§ Brief: Take from the listing each line that has the string "JSON".

----------

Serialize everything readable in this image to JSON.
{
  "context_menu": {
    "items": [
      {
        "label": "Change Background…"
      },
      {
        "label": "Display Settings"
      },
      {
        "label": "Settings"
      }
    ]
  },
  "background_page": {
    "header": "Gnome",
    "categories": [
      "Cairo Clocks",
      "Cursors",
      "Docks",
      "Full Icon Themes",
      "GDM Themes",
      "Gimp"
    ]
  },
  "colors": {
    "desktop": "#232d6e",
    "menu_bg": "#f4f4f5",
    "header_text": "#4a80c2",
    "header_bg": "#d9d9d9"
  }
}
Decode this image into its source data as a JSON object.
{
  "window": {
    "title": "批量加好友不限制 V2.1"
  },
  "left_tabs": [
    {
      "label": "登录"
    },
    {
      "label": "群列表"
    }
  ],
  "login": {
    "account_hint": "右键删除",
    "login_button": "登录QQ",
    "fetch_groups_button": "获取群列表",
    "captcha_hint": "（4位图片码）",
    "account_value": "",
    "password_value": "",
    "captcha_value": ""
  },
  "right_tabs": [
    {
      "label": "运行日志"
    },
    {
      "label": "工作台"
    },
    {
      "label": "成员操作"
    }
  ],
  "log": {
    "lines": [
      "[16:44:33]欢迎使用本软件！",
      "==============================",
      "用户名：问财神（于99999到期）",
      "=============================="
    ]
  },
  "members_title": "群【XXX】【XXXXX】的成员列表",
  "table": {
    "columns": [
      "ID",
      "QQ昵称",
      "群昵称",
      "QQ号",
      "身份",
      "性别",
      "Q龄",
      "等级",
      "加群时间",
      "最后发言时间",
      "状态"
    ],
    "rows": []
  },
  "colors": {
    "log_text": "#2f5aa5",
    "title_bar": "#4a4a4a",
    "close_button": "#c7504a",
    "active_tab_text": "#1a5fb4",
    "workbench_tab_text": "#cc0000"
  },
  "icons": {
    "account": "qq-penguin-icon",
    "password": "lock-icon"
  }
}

----------

§ Solution for this exercise:
Serialize everything readable in this image to JSON.
Decode this image into its source data as a JSON object.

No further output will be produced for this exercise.